--- DATA PROVIDED ---
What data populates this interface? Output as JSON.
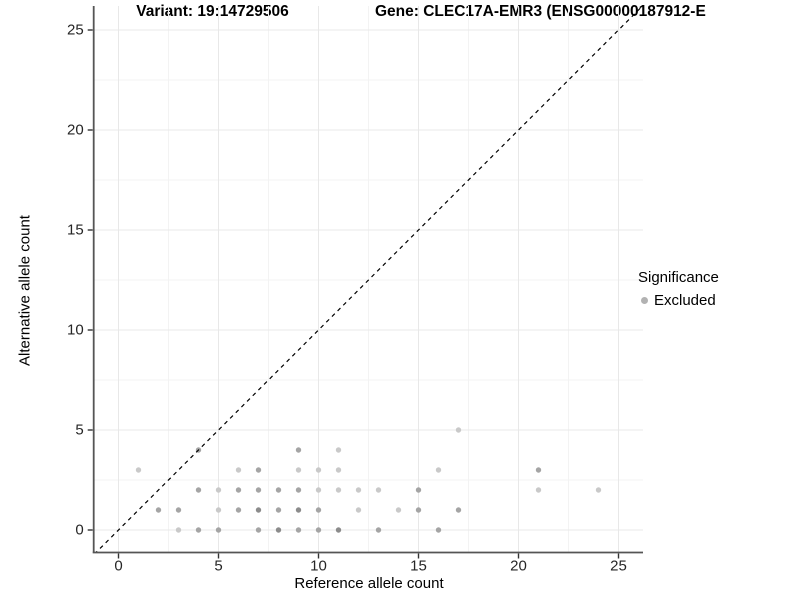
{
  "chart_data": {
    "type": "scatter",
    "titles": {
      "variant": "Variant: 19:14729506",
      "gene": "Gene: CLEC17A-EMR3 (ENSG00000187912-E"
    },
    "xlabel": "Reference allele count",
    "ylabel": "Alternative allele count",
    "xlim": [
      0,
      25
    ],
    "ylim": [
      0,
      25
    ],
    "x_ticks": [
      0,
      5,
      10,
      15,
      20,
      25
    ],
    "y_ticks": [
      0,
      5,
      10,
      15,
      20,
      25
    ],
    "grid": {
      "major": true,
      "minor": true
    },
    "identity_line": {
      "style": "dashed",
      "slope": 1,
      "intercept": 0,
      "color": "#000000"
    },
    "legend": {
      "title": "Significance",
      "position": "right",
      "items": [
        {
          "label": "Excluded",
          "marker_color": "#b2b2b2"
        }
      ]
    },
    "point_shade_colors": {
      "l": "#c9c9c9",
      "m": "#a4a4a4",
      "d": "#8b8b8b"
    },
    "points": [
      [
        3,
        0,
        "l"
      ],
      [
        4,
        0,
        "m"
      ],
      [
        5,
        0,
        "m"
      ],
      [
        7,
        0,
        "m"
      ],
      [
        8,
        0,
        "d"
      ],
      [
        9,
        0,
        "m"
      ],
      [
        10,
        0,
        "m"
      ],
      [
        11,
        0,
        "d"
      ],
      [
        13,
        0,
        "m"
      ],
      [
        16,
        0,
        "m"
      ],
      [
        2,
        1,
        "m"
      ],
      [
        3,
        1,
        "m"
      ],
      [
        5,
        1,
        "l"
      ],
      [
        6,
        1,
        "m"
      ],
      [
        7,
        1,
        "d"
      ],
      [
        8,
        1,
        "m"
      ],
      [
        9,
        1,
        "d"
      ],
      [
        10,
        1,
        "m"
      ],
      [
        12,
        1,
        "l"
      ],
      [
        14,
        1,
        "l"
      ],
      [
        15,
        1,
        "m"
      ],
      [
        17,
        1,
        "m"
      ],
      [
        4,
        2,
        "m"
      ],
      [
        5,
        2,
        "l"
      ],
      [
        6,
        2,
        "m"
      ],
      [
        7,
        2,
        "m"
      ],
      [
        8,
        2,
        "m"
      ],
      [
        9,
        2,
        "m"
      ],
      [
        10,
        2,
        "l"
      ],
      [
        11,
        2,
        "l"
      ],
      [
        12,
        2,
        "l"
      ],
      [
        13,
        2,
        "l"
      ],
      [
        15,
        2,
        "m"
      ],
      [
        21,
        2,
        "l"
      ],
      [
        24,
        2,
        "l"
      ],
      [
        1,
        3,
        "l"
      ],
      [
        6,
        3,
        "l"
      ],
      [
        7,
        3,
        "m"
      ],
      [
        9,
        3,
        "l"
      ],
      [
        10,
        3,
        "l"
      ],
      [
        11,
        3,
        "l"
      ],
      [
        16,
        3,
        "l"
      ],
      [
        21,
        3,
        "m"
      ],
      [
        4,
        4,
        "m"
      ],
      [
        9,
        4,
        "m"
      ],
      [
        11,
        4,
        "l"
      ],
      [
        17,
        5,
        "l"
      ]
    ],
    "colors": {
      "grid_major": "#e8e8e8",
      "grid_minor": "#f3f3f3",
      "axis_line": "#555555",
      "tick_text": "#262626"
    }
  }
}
==
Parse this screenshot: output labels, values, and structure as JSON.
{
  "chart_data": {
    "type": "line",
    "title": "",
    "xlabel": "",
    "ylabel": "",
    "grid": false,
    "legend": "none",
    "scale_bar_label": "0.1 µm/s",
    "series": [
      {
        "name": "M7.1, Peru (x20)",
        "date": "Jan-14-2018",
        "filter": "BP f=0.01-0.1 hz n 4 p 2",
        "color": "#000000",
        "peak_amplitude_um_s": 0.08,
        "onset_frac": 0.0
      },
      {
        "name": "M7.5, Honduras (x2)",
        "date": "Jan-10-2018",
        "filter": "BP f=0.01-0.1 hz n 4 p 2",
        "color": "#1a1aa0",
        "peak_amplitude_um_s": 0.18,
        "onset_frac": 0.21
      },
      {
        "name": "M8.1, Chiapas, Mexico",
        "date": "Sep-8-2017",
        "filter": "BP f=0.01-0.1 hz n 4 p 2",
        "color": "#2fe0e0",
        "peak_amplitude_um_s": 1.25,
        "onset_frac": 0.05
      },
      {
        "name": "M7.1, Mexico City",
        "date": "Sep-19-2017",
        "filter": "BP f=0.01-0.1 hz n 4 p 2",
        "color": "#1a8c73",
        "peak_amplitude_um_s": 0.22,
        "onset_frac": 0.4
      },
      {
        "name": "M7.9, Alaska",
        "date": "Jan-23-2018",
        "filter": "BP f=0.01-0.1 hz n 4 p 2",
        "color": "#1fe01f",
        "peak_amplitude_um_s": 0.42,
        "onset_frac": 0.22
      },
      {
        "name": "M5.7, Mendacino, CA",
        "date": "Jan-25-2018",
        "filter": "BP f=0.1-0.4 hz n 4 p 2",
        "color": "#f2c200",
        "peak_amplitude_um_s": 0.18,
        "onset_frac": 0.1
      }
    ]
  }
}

--- GIVEN REQUEST ---
Lines that hold the word "xlabel" are the ones to return, every one of them.

--- PROBLEM SOLUTION ---
    "xlabel": "Reference allele count",
    "xlabel": "",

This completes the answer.